== Problem to work on ==
Repeat the records verbatim and leave the pictures out of your copy.

** Start **

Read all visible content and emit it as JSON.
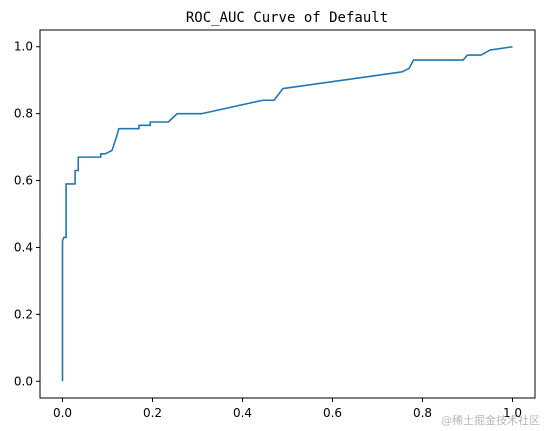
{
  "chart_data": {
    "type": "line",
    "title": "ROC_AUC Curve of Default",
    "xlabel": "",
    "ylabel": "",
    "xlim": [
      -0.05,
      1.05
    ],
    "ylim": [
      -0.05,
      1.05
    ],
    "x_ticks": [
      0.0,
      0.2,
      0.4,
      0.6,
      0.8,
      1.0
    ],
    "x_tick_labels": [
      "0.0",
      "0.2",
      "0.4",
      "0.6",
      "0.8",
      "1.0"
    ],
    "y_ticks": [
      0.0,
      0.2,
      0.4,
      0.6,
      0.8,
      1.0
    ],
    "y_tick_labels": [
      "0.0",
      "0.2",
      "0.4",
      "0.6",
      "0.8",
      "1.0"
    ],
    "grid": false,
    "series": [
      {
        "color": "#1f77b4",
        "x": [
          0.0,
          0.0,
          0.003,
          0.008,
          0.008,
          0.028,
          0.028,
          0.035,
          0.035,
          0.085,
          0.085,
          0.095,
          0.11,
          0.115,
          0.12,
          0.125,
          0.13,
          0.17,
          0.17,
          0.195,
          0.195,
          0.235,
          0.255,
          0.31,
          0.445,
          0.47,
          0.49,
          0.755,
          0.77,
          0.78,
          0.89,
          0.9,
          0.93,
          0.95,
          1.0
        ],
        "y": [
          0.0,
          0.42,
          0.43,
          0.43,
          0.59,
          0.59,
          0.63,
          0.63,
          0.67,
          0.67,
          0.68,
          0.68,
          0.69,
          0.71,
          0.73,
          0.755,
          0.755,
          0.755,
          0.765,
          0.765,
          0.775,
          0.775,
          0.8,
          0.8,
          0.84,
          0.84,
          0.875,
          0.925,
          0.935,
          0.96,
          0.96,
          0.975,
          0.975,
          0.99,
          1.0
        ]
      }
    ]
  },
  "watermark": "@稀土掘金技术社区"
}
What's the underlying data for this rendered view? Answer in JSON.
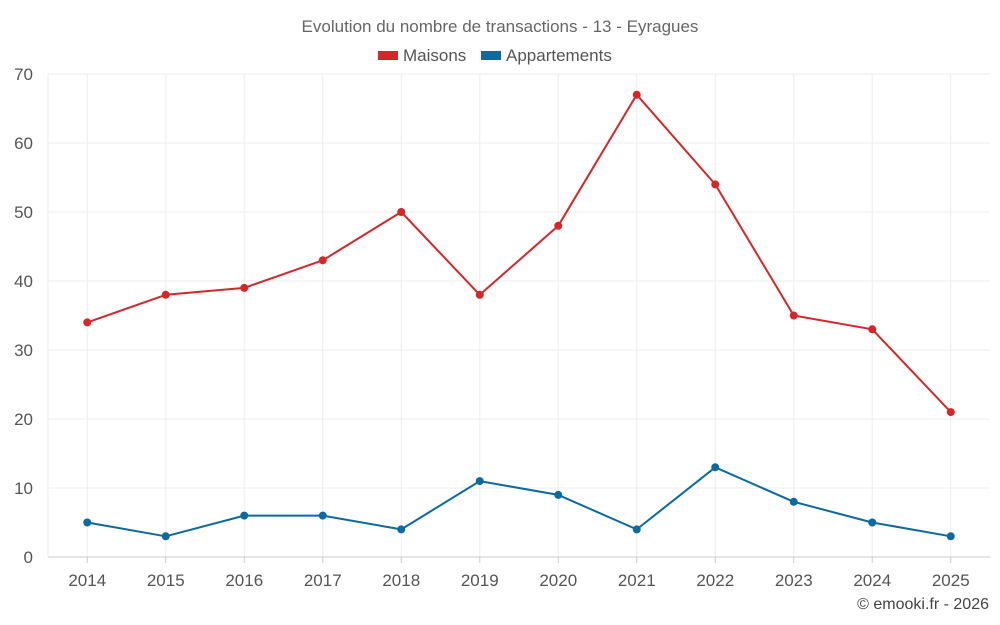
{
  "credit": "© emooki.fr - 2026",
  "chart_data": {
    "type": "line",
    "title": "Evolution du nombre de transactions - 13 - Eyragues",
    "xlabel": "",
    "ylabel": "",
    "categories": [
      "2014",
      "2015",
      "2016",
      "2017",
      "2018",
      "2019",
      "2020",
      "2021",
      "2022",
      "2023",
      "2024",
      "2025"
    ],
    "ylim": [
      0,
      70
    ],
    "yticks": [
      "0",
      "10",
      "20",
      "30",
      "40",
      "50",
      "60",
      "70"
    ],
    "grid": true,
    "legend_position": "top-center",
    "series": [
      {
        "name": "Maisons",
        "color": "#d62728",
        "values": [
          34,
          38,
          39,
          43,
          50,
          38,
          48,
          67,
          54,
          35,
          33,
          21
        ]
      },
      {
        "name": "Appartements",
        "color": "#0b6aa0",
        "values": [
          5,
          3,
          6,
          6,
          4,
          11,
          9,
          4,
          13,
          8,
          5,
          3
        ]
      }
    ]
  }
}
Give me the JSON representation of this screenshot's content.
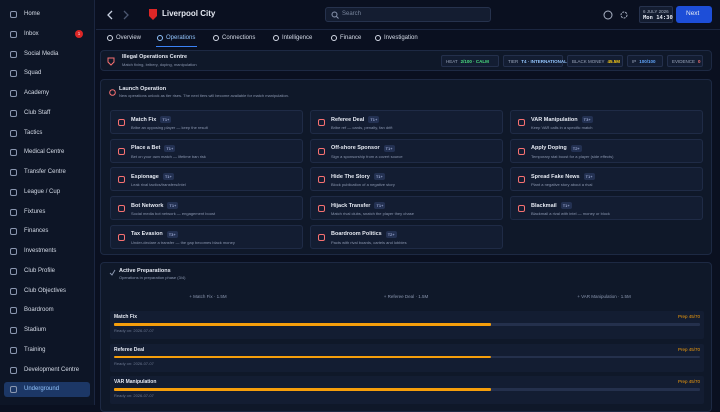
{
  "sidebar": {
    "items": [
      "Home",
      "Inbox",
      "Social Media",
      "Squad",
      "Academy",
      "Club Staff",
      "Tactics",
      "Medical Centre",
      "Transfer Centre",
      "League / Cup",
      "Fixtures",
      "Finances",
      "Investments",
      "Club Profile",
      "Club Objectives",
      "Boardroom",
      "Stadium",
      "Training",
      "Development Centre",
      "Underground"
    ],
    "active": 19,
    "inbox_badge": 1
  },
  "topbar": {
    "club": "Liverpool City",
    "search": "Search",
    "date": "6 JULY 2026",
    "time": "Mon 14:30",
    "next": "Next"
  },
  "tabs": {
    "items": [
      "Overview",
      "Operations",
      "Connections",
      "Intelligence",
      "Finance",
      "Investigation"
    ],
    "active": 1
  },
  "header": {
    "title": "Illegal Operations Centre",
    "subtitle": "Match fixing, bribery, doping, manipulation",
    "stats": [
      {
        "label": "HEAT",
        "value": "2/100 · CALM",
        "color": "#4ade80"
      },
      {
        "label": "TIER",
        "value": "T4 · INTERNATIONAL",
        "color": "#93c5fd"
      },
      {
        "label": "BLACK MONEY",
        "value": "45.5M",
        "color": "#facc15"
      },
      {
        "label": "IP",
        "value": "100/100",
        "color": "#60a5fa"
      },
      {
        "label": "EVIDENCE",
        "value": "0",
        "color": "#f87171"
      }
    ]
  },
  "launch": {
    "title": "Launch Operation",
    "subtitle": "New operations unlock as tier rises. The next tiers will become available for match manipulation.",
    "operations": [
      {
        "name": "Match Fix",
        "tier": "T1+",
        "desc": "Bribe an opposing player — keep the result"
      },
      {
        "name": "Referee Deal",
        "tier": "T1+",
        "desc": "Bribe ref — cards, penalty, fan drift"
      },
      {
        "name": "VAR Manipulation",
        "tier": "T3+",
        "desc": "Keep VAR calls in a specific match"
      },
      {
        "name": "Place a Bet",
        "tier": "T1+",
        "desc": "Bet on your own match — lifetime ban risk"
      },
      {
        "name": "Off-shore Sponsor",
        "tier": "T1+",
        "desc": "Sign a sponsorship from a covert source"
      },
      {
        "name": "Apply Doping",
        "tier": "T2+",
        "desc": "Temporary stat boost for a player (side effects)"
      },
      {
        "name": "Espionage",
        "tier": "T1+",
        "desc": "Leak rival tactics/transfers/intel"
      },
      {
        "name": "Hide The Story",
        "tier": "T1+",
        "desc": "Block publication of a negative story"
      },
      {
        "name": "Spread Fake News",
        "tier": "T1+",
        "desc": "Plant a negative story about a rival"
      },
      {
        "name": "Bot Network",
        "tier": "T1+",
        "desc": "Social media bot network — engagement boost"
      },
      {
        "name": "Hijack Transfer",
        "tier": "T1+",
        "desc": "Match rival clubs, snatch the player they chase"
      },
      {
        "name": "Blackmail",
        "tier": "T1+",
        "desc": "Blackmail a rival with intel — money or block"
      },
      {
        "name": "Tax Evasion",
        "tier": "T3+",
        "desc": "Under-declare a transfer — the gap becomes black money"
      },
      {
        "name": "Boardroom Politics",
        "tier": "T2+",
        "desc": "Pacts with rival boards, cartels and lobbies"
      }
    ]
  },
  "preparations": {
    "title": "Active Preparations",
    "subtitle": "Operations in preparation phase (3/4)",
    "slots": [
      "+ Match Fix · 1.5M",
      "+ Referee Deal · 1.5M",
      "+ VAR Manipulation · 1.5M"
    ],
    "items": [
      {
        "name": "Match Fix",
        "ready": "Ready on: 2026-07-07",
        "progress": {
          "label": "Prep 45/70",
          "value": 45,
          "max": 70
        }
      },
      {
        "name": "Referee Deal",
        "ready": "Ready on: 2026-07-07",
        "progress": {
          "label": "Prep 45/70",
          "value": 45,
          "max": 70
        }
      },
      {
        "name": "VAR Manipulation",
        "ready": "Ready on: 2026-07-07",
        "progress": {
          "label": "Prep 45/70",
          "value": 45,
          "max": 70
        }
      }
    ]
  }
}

** End **

== Response below ==
Read all visible content and emit it as JSON.
{
  "chart_data": {
    "type": "line",
    "title": "ROC_AUC Curve of Default",
    "xlabel": "",
    "ylabel": "",
    "xlim": [
      -0.05,
      1.05
    ],
    "ylim": [
      -0.05,
      1.05
    ],
    "x_ticks": [
      0.0,
      0.2,
      0.4,
      0.6,
      0.8,
      1.0
    ],
    "x_tick_labels": [
      "0.0",
      "0.2",
      "0.4",
      "0.6",
      "0.8",
      "1.0"
    ],
    "y_ticks": [
      0.0,
      0.2,
      0.4,
      0.6,
      0.8,
      1.0
    ],
    "y_tick_labels": [
      "0.0",
      "0.2",
      "0.4",
      "0.6",
      "0.8",
      "1.0"
    ],
    "grid": false,
    "series": [
      {
        "color": "#1f77b4",
        "x": [
          0.0,
          0.0,
          0.003,
          0.008,
          0.008,
          0.028,
          0.028,
          0.035,
          0.035,
          0.085,
          0.085,
          0.095,
          0.11,
          0.115,
          0.12,
          0.125,
          0.13,
          0.17,
          0.17,
          0.195,
          0.195,
          0.235,
          0.255,
          0.31,
          0.445,
          0.47,
          0.49,
          0.755,
          0.77,
          0.78,
          0.89,
          0.9,
          0.93,
          0.95,
          1.0
        ],
        "y": [
          0.0,
          0.42,
          0.43,
          0.43,
          0.59,
          0.59,
          0.63,
          0.63,
          0.67,
          0.67,
          0.68,
          0.68,
          0.69,
          0.71,
          0.73,
          0.755,
          0.755,
          0.755,
          0.765,
          0.765,
          0.775,
          0.775,
          0.8,
          0.8,
          0.84,
          0.84,
          0.875,
          0.925,
          0.935,
          0.96,
          0.96,
          0.975,
          0.975,
          0.99,
          1.0
        ]
      }
    ]
  },
  "watermark": "@稀土掘金技术社区"
}
What's the underlying data for this rendered view? Answer in JSON.
{
  "credit": "© emooki.fr - 2026",
  "chart_data": {
    "type": "line",
    "title": "Evolution du nombre de transactions - 13 - Eyragues",
    "xlabel": "",
    "ylabel": "",
    "categories": [
      "2014",
      "2015",
      "2016",
      "2017",
      "2018",
      "2019",
      "2020",
      "2021",
      "2022",
      "2023",
      "2024",
      "2025"
    ],
    "ylim": [
      0,
      70
    ],
    "yticks": [
      "0",
      "10",
      "20",
      "30",
      "40",
      "50",
      "60",
      "70"
    ],
    "grid": true,
    "legend_position": "top-center",
    "series": [
      {
        "name": "Maisons",
        "color": "#d62728",
        "values": [
          34,
          38,
          39,
          43,
          50,
          38,
          48,
          67,
          54,
          35,
          33,
          21
        ]
      },
      {
        "name": "Appartements",
        "color": "#0b6aa0",
        "values": [
          5,
          3,
          6,
          6,
          4,
          11,
          9,
          4,
          13,
          8,
          5,
          3
        ]
      }
    ]
  }
}
Give me the JSON representation of this screenshot's content.
{
  "sidebar": {
    "items": [
      "Home",
      "Inbox",
      "Social Media",
      "Squad",
      "Academy",
      "Club Staff",
      "Tactics",
      "Medical Centre",
      "Transfer Centre",
      "League / Cup",
      "Fixtures",
      "Finances",
      "Investments",
      "Club Profile",
      "Club Objectives",
      "Boardroom",
      "Stadium",
      "Training",
      "Development Centre",
      "Underground"
    ],
    "active": 19,
    "inbox_badge": 1
  },
  "topbar": {
    "club": "Liverpool City",
    "search": "Search",
    "date": "6 JULY 2026",
    "time": "Mon 14:30",
    "next": "Next"
  },
  "tabs": {
    "items": [
      "Overview",
      "Operations",
      "Connections",
      "Intelligence",
      "Finance",
      "Investigation"
    ],
    "active": 1
  },
  "header": {
    "title": "Illegal Operations Centre",
    "subtitle": "Match fixing, bribery, doping, manipulation",
    "stats": [
      {
        "label": "HEAT",
        "value": "2/100 · CALM",
        "color": "#4ade80"
      },
      {
        "label": "TIER",
        "value": "T4 · INTERNATIONAL",
        "color": "#93c5fd"
      },
      {
        "label": "BLACK MONEY",
        "value": "45.5M",
        "color": "#facc15"
      },
      {
        "label": "IP",
        "value": "100/100",
        "color": "#60a5fa"
      },
      {
        "label": "EVIDENCE",
        "value": "0",
        "color": "#f87171"
      }
    ]
  },
  "launch": {
    "title": "Launch Operation",
    "subtitle": "New operations unlock as tier rises. The next tiers will become available for match manipulation.",
    "operations": [
      {
        "name": "Match Fix",
        "tier": "T1+",
        "desc": "Bribe an opposing player — keep the result"
      },
      {
        "name": "Referee Deal",
        "tier": "T1+",
        "desc": "Bribe ref — cards, penalty, fan drift"
      },
      {
        "name": "VAR Manipulation",
        "tier": "T3+",
        "desc": "Keep VAR calls in a specific match"
      },
      {
        "name": "Place a Bet",
        "tier": "T1+",
        "desc": "Bet on your own match — lifetime ban risk"
      },
      {
        "name": "Off-shore Sponsor",
        "tier": "T1+",
        "desc": "Sign a sponsorship from a covert source"
      },
      {
        "name": "Apply Doping",
        "tier": "T2+",
        "desc": "Temporary stat boost for a player (side effects)"
      },
      {
        "name": "Espionage",
        "tier": "T1+",
        "desc": "Leak rival tactics/transfers/intel"
      },
      {
        "name": "Hide The Story",
        "tier": "T1+",
        "desc": "Block publication of a negative story"
      },
      {
        "name": "Spread Fake News",
        "tier": "T1+",
        "desc": "Plant a negative story about a rival"
      },
      {
        "name": "Bot Network",
        "tier": "T1+",
        "desc": "Social media bot network — engagement boost"
      },
      {
        "name": "Hijack Transfer",
        "tier": "T1+",
        "desc": "Match rival clubs, snatch the player they chase"
      },
      {
        "name": "Blackmail",
        "tier": "T1+",
        "desc": "Blackmail a rival with intel — money or block"
      },
      {
        "name": "Tax Evasion",
        "tier": "T3+",
        "desc": "Under-declare a transfer — the gap becomes black money"
      },
      {
        "name": "Boardroom Politics",
        "tier": "T2+",
        "desc": "Pacts with rival boards, cartels and lobbies"
      }
    ]
  },
  "preparations": {
    "title": "Active Preparations",
    "subtitle": "Operations in preparation phase (3/4)",
    "slots": [
      "+ Match Fix · 1.5M",
      "+ Referee Deal · 1.5M",
      "+ VAR Manipulation · 1.5M"
    ],
    "items": [
      {
        "name": "Match Fix",
        "ready": "Ready on: 2026-07-07",
        "progress": {
          "label": "Prep 45/70",
          "value": 45,
          "max": 70
        }
      },
      {
        "name": "Referee Deal",
        "ready": "Ready on: 2026-07-07",
        "progress": {
          "label": "Prep 45/70",
          "value": 45,
          "max": 70
        }
      },
      {
        "name": "VAR Manipulation",
        "ready": "Ready on: 2026-07-07",
        "progress": {
          "label": "Prep 45/70",
          "value": 45,
          "max": 70
        }
      }
    ]
  }
}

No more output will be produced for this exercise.